(Dataset items)
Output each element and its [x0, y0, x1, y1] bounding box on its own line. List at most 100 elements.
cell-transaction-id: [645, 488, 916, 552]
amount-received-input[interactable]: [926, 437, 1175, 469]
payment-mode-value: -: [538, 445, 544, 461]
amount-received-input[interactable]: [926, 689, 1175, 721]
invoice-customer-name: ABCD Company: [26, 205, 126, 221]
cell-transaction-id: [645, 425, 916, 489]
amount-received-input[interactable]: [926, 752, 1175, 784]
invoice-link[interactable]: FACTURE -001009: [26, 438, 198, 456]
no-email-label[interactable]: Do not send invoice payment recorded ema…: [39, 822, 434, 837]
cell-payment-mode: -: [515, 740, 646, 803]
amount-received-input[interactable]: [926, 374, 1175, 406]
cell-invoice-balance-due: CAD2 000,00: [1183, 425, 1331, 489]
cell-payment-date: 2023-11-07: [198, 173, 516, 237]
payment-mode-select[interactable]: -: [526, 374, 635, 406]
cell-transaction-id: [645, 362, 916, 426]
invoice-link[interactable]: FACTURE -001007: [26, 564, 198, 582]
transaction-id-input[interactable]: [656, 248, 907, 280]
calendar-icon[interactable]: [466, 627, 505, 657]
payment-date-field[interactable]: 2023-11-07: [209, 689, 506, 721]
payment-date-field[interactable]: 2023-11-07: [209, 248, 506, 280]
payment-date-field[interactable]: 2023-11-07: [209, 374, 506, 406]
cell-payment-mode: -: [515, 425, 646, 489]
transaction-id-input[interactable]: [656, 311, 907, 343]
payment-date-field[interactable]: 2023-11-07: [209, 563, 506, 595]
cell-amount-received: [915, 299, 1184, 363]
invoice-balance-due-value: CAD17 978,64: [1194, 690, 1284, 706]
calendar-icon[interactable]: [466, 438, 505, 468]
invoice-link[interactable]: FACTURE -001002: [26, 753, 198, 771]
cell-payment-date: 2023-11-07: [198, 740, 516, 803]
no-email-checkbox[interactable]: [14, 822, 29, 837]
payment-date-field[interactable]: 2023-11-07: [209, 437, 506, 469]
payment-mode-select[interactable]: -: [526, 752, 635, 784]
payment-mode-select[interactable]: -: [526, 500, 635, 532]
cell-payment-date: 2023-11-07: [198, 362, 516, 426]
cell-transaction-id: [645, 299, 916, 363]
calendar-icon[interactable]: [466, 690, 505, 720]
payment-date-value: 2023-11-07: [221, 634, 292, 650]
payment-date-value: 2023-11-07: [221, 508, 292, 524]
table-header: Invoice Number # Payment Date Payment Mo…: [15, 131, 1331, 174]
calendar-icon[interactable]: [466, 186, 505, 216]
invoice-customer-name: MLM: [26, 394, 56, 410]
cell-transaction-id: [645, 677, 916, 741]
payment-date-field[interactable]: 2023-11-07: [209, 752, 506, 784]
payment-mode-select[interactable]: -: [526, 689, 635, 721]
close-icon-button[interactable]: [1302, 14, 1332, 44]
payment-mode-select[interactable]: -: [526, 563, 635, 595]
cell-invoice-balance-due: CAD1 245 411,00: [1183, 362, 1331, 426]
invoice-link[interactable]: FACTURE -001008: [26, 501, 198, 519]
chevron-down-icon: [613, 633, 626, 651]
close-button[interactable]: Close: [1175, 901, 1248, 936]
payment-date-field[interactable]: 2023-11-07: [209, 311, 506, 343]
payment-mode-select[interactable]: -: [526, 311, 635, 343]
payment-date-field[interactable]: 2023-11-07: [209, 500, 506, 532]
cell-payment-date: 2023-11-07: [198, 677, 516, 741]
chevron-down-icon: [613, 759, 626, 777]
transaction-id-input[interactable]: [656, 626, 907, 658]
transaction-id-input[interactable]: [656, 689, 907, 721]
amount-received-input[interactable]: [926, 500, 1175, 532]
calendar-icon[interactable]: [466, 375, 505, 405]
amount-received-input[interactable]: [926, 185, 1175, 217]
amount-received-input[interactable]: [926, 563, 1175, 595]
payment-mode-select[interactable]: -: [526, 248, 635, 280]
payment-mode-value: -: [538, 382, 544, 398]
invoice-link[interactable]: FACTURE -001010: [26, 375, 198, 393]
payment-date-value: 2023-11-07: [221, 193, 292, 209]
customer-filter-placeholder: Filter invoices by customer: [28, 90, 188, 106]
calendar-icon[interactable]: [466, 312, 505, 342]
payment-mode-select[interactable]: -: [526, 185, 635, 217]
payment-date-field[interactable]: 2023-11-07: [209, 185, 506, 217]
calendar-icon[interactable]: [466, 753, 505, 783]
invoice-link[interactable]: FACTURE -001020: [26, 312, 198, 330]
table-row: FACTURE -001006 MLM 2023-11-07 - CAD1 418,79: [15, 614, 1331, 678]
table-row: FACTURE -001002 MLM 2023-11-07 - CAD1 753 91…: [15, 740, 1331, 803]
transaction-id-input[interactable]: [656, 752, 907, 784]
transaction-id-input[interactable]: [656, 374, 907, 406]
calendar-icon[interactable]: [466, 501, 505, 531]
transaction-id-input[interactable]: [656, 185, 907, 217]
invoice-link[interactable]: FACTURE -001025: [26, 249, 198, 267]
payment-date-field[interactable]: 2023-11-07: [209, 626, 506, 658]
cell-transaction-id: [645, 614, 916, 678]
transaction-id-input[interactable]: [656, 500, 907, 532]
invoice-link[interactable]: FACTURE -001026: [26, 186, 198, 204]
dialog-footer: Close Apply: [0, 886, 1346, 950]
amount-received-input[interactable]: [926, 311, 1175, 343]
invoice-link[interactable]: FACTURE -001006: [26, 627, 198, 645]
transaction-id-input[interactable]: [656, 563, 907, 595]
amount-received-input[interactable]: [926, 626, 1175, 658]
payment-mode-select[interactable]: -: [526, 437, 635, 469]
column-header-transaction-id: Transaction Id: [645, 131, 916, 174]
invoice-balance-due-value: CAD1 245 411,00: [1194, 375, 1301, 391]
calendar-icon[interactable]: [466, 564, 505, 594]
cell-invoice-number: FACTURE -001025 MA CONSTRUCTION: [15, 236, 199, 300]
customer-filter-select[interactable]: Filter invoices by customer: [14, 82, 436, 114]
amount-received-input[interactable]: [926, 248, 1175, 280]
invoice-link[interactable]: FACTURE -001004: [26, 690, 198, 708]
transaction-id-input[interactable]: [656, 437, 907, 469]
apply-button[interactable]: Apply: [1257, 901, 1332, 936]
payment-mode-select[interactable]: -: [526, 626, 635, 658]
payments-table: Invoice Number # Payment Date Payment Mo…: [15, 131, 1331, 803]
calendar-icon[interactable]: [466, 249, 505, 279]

● **Given instruction**
Express every line from the start of the records through the line containing "cell-payment-date: 2023-11-07: [198, 740, 516, 803]" as a JSON list of strings, with one string per line and blank lines omitted.

● **Correct output**
[
  "Output each element and its [x0, y0, x1, y1] bounding box on its own line. List at most 100 elements.",
  "cell-transaction-id: [645, 488, 916, 552]",
  "amount-received-input[interactable]: [926, 437, 1175, 469]",
  "payment-mode-value: -: [538, 445, 544, 461]",
  "amount-received-input[interactable]: [926, 689, 1175, 721]",
  "invoice-customer-name: ABCD Company: [26, 205, 126, 221]",
  "cell-transaction-id: [645, 425, 916, 489]",
  "amount-received-input[interactable]: [926, 752, 1175, 784]",
  "invoice-link[interactable]: FACTURE -001009: [26, 438, 198, 456]",
  "no-email-label[interactable]: Do not send invoice payment recorded ema…: [39, 822, 434, 837]",
  "cell-payment-mode: -: [515, 740, 646, 803]",
  "amount-received-input[interactable]: [926, 374, 1175, 406]",
  "cell-invoice-balance-due: CAD2 000,00: [1183, 425, 1331, 489]",
  "cell-payment-date: 2023-11-07: [198, 173, 516, 237]",
  "payment-mode-select[interactable]: -: [526, 374, 635, 406]",
  "cell-transaction-id: [645, 362, 916, 426]",
  "invoice-link[interactable]: FACTURE -001007: [26, 564, 198, 582]",
  "transaction-id-input[interactable]: [656, 248, 907, 280]",
  "calendar-icon[interactable]: [466, 627, 505, 657]",
  "payment-date-field[interactable]: 2023-11-07: [209, 689, 506, 721]",
  "payment-date-field[interactable]: 2023-11-07: [209, 248, 506, 280]",
  "payment-date-field[interactable]: 2023-11-07: [209, 374, 506, 406]",
  "cell-payment-mode: -: [515, 425, 646, 489]",
  "transaction-id-input[interactable]: [656, 311, 907, 343]",
  "payment-date-field[interactable]: 2023-11-07: [209, 563, 506, 595]",
  "cell-amount-received: [915, 299, 1184, 363]",
  "invoice-balance-due-value: CAD17 978,64: [1194, 690, 1284, 706]",
  "calendar-icon[interactable]: [466, 438, 505, 468]",
  "invoice-link[interactable]: FACTURE -001002: [26, 753, 198, 771]",
  "cell-payment-date: 2023-11-07: [198, 740, 516, 803]"
]